## Begin PROVIDED RECORDS
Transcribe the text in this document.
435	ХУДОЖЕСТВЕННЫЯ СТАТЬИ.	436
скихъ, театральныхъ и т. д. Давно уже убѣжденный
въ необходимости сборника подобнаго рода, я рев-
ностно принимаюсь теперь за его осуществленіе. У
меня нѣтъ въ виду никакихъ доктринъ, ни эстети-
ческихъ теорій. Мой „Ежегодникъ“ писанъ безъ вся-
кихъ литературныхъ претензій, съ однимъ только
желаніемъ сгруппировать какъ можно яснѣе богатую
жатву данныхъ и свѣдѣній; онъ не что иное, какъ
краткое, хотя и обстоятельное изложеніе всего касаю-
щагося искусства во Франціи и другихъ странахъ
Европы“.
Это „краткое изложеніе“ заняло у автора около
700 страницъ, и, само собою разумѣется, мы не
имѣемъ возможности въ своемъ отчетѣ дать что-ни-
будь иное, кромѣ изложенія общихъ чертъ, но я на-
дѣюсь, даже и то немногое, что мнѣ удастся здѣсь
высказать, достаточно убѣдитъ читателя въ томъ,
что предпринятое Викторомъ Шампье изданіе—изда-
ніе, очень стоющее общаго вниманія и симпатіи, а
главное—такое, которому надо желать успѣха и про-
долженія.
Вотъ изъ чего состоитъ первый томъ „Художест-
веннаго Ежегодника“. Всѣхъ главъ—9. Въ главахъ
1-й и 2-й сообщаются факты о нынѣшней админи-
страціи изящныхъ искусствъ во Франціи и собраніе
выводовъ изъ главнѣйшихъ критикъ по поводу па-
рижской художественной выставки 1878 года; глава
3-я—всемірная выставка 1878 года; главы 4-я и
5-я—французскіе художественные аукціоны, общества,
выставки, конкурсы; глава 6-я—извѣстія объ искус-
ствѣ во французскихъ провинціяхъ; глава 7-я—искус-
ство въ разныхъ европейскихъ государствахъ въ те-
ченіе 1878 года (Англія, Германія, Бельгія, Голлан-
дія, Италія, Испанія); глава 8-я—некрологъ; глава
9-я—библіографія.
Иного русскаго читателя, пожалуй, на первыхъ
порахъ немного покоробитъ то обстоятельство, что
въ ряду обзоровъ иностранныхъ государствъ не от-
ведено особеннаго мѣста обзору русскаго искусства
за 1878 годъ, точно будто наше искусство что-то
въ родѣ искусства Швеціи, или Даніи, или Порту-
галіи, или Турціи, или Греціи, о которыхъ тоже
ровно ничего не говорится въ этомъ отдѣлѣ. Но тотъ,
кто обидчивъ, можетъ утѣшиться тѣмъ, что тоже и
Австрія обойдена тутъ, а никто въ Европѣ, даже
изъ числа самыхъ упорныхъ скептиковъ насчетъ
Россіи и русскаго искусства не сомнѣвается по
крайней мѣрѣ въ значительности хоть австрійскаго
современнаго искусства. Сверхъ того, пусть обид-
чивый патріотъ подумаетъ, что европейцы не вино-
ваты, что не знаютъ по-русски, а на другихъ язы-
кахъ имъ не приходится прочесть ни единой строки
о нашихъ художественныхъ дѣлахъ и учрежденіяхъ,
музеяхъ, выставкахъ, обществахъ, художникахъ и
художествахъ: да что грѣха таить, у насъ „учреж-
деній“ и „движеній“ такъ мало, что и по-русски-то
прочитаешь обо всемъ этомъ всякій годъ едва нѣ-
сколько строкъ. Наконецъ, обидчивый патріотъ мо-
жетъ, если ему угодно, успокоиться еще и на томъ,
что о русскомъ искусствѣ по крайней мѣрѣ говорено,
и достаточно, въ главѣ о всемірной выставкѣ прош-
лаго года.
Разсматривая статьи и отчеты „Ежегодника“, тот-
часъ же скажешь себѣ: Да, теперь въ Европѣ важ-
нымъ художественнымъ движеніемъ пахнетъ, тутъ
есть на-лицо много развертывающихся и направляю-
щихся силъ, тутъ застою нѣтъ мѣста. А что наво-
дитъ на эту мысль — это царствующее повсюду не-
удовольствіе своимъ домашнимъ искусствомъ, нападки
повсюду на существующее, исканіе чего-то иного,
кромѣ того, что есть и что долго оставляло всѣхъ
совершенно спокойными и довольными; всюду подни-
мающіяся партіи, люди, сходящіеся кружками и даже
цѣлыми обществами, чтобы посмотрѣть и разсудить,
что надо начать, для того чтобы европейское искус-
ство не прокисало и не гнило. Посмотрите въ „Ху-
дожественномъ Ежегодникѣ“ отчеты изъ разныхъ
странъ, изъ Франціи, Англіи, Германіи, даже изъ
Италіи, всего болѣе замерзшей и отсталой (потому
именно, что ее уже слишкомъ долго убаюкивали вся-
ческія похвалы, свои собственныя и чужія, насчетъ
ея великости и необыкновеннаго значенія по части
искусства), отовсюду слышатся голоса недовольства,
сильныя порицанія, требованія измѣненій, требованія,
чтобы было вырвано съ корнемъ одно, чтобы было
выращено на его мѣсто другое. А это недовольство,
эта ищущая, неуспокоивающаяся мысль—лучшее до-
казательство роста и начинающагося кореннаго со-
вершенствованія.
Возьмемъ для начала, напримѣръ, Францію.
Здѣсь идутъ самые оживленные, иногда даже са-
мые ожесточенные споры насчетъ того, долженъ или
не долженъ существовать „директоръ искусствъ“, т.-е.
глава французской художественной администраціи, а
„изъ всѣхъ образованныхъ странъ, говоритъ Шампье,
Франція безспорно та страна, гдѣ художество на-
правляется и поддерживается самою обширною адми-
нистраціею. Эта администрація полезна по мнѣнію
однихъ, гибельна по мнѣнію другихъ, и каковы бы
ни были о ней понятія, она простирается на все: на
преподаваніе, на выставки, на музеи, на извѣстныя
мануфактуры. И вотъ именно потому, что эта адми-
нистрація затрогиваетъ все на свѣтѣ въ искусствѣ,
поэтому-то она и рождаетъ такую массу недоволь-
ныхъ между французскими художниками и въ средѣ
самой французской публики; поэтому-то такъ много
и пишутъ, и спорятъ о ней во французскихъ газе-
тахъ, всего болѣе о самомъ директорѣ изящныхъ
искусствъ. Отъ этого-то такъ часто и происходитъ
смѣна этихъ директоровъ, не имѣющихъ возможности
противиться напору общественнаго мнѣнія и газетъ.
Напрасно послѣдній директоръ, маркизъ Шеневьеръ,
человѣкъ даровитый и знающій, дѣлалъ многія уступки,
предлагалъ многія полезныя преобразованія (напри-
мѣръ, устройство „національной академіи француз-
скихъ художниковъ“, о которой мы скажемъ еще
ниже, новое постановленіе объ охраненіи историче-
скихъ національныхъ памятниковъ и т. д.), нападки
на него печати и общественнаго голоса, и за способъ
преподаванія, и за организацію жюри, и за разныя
## End PROVIDED RECORDS
AIM OF THE EXERCISE: Each line that has the word "читателя" counts once. How many such lines are in the data? Give the number alone.

SOLUTION: 2